### Exercise task
Find how many lines of the listing include the string "type", and report only that figure.

### Data supplied
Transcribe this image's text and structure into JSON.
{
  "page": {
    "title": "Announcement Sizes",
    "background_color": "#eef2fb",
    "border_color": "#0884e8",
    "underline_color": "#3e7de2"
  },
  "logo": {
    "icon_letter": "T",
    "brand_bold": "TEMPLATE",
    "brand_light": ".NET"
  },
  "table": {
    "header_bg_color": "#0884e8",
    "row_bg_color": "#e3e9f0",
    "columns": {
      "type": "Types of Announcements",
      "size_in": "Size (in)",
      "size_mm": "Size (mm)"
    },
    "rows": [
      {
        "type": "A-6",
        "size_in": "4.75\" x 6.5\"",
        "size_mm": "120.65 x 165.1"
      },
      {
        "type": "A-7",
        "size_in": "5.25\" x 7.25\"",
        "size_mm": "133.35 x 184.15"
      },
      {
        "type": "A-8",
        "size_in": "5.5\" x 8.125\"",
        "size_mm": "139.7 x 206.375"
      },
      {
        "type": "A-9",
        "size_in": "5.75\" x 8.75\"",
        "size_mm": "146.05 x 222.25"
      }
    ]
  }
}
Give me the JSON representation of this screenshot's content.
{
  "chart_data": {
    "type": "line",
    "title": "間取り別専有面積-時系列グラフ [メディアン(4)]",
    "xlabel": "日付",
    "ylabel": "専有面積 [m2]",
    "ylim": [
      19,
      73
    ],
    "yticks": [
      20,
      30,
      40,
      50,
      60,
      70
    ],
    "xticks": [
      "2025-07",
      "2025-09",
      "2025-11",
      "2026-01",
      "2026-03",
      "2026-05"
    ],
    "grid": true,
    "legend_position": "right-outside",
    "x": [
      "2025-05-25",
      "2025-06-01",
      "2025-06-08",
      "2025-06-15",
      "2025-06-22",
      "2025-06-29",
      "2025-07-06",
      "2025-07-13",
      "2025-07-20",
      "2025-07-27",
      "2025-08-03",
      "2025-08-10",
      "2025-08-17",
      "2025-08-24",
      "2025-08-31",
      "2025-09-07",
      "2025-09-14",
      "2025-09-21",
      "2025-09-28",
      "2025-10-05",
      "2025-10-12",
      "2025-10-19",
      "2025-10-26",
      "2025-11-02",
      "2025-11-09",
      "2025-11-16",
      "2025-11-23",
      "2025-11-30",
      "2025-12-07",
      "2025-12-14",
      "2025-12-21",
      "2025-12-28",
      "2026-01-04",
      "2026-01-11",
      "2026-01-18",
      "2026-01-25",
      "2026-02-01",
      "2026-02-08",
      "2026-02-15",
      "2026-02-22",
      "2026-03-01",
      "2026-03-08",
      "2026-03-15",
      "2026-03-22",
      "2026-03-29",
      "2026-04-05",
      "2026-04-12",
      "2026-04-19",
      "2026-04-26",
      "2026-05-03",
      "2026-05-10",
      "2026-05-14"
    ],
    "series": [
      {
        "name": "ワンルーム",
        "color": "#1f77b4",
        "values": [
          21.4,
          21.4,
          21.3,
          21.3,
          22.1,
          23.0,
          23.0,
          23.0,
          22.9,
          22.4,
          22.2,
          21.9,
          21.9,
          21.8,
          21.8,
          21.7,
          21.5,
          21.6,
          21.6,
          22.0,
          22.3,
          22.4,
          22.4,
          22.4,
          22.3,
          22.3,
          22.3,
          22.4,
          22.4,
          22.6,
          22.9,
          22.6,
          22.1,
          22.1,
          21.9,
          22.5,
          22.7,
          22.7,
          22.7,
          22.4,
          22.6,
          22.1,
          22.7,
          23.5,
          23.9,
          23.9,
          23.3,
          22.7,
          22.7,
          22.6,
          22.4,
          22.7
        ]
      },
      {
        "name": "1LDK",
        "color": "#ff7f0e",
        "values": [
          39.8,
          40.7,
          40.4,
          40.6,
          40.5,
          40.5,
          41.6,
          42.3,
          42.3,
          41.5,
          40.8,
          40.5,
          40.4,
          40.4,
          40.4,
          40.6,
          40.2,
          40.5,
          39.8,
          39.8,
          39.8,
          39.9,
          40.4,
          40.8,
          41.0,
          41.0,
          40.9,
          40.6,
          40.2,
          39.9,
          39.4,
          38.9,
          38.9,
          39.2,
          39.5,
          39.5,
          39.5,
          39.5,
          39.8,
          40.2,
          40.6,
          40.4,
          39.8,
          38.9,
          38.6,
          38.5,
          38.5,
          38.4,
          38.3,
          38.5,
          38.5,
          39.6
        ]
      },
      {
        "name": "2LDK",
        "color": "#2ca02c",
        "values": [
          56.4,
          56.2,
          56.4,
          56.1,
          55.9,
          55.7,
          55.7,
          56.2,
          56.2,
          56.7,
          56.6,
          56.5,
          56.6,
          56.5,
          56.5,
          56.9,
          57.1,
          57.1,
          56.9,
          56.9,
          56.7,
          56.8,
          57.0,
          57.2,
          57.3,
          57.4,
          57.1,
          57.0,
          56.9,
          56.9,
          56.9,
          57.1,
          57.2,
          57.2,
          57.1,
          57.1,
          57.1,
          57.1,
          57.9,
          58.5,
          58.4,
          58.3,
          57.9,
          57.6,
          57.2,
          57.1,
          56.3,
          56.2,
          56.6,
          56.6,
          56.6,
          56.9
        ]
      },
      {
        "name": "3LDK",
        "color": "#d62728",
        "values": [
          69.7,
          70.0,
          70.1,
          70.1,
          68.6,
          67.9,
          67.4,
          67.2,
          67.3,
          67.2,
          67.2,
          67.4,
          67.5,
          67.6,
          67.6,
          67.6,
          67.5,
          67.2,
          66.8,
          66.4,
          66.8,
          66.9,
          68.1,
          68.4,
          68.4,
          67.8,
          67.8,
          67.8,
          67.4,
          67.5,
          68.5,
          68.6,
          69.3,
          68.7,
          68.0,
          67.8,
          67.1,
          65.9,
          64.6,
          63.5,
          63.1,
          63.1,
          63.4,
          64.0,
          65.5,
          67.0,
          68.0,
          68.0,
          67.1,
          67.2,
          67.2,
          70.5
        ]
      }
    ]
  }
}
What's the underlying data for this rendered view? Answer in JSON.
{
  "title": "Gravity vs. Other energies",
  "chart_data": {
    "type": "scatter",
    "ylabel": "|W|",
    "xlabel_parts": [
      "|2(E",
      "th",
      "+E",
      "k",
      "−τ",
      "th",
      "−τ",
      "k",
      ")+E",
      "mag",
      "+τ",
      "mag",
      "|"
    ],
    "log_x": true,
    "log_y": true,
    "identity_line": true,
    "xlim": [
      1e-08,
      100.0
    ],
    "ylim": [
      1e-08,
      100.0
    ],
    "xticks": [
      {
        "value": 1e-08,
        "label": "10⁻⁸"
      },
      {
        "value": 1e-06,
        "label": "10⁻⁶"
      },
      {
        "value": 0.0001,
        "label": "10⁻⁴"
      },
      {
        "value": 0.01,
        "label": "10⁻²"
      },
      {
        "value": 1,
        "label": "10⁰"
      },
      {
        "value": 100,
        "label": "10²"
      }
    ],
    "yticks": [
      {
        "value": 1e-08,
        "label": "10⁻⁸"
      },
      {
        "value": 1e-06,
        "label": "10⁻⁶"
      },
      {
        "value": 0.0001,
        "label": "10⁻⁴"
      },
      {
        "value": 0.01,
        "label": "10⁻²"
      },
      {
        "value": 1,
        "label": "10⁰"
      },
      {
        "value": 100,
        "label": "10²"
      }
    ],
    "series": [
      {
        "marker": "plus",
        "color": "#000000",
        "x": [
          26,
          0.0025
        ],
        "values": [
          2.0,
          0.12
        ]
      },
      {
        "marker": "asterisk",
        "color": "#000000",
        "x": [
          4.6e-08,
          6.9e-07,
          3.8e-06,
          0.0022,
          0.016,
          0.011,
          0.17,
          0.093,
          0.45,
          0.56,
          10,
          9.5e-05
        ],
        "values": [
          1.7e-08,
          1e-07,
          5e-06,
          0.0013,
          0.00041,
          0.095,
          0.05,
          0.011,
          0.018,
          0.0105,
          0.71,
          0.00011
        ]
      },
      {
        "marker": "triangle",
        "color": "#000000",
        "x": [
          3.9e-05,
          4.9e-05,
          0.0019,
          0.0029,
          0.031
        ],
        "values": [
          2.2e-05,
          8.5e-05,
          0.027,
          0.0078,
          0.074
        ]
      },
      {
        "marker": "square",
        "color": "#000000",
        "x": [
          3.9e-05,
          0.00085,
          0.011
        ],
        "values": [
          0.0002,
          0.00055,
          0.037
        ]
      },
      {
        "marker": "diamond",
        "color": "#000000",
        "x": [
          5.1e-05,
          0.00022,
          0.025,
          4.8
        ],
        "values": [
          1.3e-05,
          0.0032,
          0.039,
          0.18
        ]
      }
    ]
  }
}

### The output
7